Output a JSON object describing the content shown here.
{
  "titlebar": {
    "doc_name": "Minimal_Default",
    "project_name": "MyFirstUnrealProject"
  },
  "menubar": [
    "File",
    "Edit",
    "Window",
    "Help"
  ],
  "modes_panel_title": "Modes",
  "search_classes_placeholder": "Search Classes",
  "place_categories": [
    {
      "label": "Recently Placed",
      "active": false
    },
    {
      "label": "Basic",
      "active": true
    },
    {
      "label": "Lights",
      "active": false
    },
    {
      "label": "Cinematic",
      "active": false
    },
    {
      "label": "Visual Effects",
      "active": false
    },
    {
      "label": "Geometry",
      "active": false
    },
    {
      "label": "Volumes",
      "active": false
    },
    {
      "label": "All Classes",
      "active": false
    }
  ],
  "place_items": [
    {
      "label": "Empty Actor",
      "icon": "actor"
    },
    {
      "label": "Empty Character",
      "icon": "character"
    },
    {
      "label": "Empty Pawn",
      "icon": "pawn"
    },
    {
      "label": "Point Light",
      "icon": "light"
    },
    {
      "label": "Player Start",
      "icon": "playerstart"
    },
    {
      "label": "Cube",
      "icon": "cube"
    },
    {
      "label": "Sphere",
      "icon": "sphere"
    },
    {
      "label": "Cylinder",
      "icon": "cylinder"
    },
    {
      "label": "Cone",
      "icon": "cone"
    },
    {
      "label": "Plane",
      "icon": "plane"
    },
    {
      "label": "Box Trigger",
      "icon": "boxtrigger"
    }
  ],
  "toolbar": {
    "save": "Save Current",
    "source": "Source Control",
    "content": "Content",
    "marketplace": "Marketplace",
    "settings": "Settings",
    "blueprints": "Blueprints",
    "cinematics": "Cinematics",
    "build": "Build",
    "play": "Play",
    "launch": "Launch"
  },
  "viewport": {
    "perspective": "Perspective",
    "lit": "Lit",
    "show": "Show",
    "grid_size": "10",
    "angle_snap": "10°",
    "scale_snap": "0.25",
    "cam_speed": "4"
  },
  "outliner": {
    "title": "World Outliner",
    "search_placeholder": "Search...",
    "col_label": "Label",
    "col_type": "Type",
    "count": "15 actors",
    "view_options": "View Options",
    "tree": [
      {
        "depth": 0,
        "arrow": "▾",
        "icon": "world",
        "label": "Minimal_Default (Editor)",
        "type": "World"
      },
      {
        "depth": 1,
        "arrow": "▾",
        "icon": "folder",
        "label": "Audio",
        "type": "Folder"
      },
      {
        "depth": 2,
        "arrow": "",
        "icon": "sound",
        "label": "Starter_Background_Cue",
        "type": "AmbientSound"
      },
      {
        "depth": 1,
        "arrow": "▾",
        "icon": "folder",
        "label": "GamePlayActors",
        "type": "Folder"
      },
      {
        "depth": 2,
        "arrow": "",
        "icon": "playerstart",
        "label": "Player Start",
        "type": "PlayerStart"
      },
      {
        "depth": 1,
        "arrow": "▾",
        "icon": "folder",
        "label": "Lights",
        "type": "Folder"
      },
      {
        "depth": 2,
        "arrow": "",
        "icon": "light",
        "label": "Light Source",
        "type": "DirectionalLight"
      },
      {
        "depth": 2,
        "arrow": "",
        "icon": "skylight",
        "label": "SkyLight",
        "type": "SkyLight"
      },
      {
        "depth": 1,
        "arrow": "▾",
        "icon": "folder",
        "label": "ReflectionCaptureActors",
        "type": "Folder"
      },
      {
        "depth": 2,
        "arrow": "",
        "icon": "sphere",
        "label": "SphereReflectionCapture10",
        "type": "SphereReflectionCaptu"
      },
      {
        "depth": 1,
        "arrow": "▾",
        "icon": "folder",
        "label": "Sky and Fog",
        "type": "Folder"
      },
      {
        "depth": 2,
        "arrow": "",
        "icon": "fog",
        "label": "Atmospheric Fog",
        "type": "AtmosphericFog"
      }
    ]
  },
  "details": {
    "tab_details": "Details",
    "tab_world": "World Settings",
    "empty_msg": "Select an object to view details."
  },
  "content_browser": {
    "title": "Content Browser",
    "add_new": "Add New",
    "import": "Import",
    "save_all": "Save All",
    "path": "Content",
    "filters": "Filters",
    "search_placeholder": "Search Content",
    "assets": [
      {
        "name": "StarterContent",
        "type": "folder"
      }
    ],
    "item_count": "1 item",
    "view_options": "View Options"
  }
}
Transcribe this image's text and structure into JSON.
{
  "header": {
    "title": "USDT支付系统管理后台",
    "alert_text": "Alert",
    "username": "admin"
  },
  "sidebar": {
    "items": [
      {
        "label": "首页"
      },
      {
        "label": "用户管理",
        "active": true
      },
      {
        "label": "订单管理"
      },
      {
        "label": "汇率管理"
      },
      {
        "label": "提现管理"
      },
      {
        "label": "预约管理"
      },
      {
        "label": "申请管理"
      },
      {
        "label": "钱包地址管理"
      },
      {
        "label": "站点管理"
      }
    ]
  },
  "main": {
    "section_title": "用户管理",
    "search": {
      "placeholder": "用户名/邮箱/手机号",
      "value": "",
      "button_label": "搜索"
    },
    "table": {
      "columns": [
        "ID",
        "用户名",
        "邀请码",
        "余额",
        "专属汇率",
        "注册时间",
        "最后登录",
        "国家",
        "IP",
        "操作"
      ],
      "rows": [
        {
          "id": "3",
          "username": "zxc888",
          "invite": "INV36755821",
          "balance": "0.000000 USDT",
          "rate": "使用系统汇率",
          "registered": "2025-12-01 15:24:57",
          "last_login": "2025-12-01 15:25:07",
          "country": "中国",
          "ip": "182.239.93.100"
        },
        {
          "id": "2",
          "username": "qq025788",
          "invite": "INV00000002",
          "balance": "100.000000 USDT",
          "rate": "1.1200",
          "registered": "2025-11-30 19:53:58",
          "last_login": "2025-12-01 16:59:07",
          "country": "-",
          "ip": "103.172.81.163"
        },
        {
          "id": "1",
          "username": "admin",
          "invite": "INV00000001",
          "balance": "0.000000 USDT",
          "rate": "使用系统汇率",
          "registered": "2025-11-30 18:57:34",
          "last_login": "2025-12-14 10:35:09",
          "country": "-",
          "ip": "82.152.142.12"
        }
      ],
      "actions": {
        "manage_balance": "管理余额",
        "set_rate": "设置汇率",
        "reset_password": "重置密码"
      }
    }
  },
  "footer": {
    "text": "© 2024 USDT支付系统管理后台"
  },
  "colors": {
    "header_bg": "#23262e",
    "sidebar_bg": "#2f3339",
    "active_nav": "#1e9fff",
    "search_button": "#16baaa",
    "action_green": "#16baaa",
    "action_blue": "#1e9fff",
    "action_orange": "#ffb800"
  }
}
━━━━━━━━━━
What to do: Examine the records and pull out every line where the string "username" occurs.

Result:
    "username": "admin"
          "username": "zxc888",
          "username": "qq025788",
          "username": "admin",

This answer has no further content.